(Page segmentation data)
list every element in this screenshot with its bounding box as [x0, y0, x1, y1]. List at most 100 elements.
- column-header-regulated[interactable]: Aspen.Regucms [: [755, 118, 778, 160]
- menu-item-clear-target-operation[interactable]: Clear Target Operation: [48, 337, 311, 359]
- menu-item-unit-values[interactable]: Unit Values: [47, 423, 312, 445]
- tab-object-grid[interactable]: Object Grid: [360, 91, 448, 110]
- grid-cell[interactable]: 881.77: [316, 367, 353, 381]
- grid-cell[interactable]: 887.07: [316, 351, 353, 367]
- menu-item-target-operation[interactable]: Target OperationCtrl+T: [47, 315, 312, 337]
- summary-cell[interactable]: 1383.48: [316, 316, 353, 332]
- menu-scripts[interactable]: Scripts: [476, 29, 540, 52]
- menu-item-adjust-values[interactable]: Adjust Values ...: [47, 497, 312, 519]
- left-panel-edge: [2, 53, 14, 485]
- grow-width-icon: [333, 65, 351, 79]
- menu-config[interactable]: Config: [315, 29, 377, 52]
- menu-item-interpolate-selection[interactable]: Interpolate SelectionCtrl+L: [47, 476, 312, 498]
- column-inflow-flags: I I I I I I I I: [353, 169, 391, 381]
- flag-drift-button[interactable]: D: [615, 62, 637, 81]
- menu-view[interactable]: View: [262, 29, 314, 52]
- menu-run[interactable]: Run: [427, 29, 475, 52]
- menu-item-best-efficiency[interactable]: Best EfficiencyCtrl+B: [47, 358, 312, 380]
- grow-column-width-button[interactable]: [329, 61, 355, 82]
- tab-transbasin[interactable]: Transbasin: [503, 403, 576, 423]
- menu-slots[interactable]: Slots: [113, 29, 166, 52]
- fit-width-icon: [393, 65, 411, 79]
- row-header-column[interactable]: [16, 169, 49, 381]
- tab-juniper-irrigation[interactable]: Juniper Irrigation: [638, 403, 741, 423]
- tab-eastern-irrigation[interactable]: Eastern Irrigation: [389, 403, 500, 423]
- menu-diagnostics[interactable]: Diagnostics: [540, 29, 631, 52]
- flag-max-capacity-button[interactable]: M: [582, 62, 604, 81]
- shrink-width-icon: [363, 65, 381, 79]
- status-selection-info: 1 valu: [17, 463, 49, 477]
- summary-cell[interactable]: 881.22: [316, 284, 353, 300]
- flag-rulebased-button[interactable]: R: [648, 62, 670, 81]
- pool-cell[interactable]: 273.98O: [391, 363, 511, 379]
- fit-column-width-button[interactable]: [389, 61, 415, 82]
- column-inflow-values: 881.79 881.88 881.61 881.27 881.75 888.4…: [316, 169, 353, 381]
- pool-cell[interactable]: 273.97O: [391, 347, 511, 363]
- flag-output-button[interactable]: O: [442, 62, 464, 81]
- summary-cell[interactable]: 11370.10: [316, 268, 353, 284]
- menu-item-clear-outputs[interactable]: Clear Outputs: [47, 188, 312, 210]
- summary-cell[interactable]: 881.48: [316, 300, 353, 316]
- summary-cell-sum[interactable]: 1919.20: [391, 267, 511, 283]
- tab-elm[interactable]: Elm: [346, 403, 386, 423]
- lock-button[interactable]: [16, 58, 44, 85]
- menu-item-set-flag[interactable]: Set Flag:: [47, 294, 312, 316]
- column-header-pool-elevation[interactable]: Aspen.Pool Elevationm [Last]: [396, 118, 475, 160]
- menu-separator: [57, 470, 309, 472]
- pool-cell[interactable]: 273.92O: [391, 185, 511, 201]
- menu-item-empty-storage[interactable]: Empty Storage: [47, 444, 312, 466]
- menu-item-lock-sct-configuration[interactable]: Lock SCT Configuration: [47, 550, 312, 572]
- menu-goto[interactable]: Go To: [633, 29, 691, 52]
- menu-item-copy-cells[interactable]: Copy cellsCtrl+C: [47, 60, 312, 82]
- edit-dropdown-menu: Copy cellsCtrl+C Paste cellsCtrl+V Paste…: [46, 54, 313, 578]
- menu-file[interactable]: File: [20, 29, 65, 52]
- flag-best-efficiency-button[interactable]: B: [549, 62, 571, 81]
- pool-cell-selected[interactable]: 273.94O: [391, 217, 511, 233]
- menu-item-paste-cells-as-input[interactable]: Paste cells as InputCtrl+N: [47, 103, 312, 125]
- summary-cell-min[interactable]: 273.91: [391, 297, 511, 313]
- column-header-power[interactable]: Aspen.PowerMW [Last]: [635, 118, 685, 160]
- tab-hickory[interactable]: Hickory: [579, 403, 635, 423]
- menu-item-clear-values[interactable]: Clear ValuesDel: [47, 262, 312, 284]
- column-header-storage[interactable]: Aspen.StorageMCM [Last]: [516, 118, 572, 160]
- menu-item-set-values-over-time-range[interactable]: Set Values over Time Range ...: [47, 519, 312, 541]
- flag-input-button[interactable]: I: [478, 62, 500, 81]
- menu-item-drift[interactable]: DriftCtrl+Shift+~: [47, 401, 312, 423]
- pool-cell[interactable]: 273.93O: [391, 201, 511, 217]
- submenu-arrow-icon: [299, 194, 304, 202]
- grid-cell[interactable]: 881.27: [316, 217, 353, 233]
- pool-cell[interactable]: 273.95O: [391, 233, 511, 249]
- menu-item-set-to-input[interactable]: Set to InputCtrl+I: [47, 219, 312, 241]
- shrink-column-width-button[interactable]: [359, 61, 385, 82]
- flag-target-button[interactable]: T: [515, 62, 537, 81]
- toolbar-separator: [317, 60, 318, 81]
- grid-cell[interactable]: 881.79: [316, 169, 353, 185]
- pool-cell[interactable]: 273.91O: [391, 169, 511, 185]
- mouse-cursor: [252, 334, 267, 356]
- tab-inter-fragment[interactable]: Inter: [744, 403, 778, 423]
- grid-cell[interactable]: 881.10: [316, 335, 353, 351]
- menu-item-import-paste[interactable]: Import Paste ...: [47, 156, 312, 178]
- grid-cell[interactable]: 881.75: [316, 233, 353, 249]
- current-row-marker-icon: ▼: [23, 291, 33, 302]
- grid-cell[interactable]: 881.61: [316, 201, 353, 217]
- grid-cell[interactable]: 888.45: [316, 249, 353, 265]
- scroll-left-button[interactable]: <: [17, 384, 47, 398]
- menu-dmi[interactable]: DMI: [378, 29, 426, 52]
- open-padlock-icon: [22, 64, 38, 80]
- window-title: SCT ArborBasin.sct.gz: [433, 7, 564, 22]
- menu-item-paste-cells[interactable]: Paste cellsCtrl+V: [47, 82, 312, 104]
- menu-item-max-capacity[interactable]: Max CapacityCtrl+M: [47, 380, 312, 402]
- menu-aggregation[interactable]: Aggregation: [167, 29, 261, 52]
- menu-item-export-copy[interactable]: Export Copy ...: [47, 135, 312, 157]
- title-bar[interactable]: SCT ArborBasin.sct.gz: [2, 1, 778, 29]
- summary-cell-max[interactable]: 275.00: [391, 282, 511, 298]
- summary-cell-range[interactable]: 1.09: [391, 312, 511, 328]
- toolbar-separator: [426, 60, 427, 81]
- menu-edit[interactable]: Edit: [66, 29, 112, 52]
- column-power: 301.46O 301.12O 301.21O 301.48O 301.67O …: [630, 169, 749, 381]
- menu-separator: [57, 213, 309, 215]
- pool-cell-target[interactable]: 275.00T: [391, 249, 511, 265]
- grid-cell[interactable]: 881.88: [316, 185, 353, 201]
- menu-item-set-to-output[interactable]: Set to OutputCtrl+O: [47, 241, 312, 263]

## What you will do
Show each line of the records above containing "irrigation".

## Exercise output
- tab-juniper-irrigation[interactable]: Juniper Irrigation: [638, 403, 741, 423]
- tab-eastern-irrigation[interactable]: Eastern Irrigation: [389, 403, 500, 423]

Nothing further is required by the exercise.